EXERCISE MATERIALS
○ ○ ○ ○ ○ ○ ○

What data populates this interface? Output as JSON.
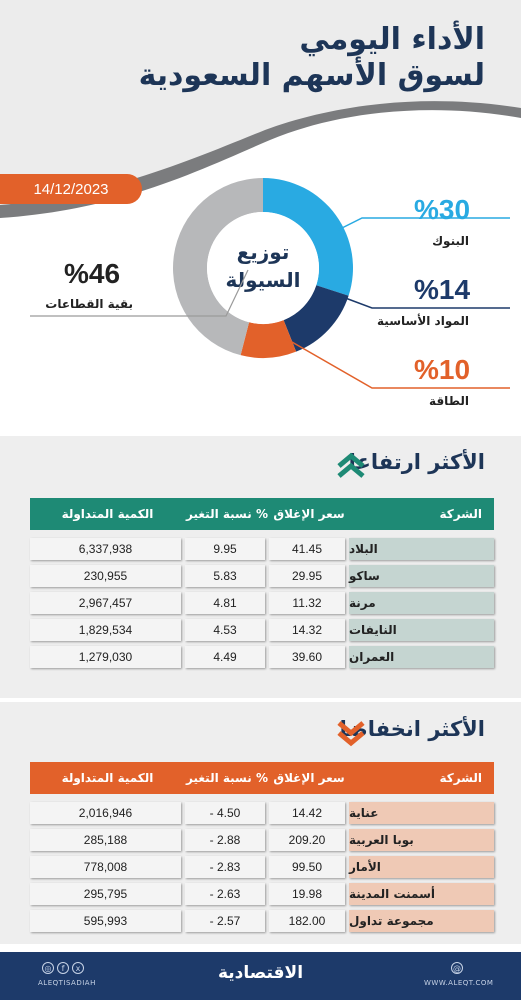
{
  "header": {
    "title_line1": "الأداء اليومي",
    "title_line2": "لسوق الأسهم السعودية",
    "date": "14/12/2023"
  },
  "donut": {
    "center_line1": "توزيع",
    "center_line2": "السيولة",
    "segments": [
      {
        "label": "البنوك",
        "pct_text": "%30",
        "value": 30,
        "color": "#29aae2"
      },
      {
        "label": "المواد الأساسية",
        "pct_text": "%14",
        "value": 14,
        "color": "#1d3a6a"
      },
      {
        "label": "الطاقة",
        "pct_text": "%10",
        "value": 10,
        "color": "#e2612a"
      },
      {
        "label": "بقية القطاعات",
        "pct_text": "%46",
        "value": 46,
        "color": "#b7b8ba"
      }
    ]
  },
  "columns": [
    "الشركة",
    "سعر الإغلاق",
    "نسبة التغير %",
    "الكمية المتداولة"
  ],
  "gainers": {
    "title": "الأكثر ارتفاعا",
    "header_color": "#1e8a75",
    "name_bg": "#c5d5d1",
    "rows": [
      {
        "name": "البلاد",
        "close": "41.45",
        "change": "9.95",
        "volume": "6,337,938"
      },
      {
        "name": "ساكو",
        "close": "29.95",
        "change": "5.83",
        "volume": "230,955"
      },
      {
        "name": "مرنة",
        "close": "11.32",
        "change": "4.81",
        "volume": "2,967,457"
      },
      {
        "name": "النايفات",
        "close": "14.32",
        "change": "4.53",
        "volume": "1,829,534"
      },
      {
        "name": "العمران",
        "close": "39.60",
        "change": "4.49",
        "volume": "1,279,030"
      }
    ]
  },
  "losers": {
    "title": "الأكثر انخفاضا",
    "header_color": "#e2612a",
    "name_bg": "#efc9b5",
    "rows": [
      {
        "name": "عناية",
        "close": "14.42",
        "change": "- 4.50",
        "volume": "2,016,946"
      },
      {
        "name": "بوبا العربية",
        "close": "209.20",
        "change": "- 2.88",
        "volume": "285,188"
      },
      {
        "name": "الأمار",
        "close": "99.50",
        "change": "- 2.83",
        "volume": "778,008"
      },
      {
        "name": "أسمنت المدينة",
        "close": "19.98",
        "change": "- 2.63",
        "volume": "295,795"
      },
      {
        "name": "مجموعة تداول",
        "close": "182.00",
        "change": "- 2.57",
        "volume": "595,993"
      }
    ]
  },
  "footer": {
    "brand": "الاقتصادية",
    "social_handle": "ALEQTISADIAH",
    "website": "WWW.ALEQT.COM"
  }
}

○ ○ ○ ○ ○ ○ ○

DESCRIPTION OF THE TASK
Write out every line above exactly as it is, leaving out the pictures.

REPLY
What data populates this interface? Output as JSON.
{
  "header": {
    "title_line1": "الأداء اليومي",
    "title_line2": "لسوق الأسهم السعودية",
    "date": "14/12/2023"
  },
  "donut": {
    "center_line1": "توزيع",
    "center_line2": "السيولة",
    "segments": [
      {
        "label": "البنوك",
        "pct_text": "%30",
        "value": 30,
        "color": "#29aae2"
      },
      {
        "label": "المواد الأساسية",
        "pct_text": "%14",
        "value": 14,
        "color": "#1d3a6a"
      },
      {
        "label": "الطاقة",
        "pct_text": "%10",
        "value": 10,
        "color": "#e2612a"
      },
      {
        "label": "بقية القطاعات",
        "pct_text": "%46",
        "value": 46,
        "color": "#b7b8ba"
      }
    ]
  },
  "columns": [
    "الشركة",
    "سعر الإغلاق",
    "نسبة التغير %",
    "الكمية المتداولة"
  ],
  "gainers": {
    "title": "الأكثر ارتفاعا",
    "header_color": "#1e8a75",
    "name_bg": "#c5d5d1",
    "rows": [
      {
        "name": "البلاد",
        "close": "41.45",
        "change": "9.95",
        "volume": "6,337,938"
      },
      {
        "name": "ساكو",
        "close": "29.95",
        "change": "5.83",
        "volume": "230,955"
      },
      {
        "name": "مرنة",
        "close": "11.32",
        "change": "4.81",
        "volume": "2,967,457"
      },
      {
        "name": "النايفات",
        "close": "14.32",
        "change": "4.53",
        "volume": "1,829,534"
      },
      {
        "name": "العمران",
        "close": "39.60",
        "change": "4.49",
        "volume": "1,279,030"
      }
    ]
  },
  "losers": {
    "title": "الأكثر انخفاضا",
    "header_color": "#e2612a",
    "name_bg": "#efc9b5",
    "rows": [
      {
        "name": "عناية",
        "close": "14.42",
        "change": "- 4.50",
        "volume": "2,016,946"
      },
      {
        "name": "بوبا العربية",
        "close": "209.20",
        "change": "- 2.88",
        "volume": "285,188"
      },
      {
        "name": "الأمار",
        "close": "99.50",
        "change": "- 2.83",
        "volume": "778,008"
      },
      {
        "name": "أسمنت المدينة",
        "close": "19.98",
        "change": "- 2.63",
        "volume": "295,795"
      },
      {
        "name": "مجموعة تداول",
        "close": "182.00",
        "change": "- 2.57",
        "volume": "595,993"
      }
    ]
  },
  "footer": {
    "brand": "الاقتصادية",
    "social_handle": "ALEQTISADIAH",
    "website": "WWW.ALEQT.COM"
  }
}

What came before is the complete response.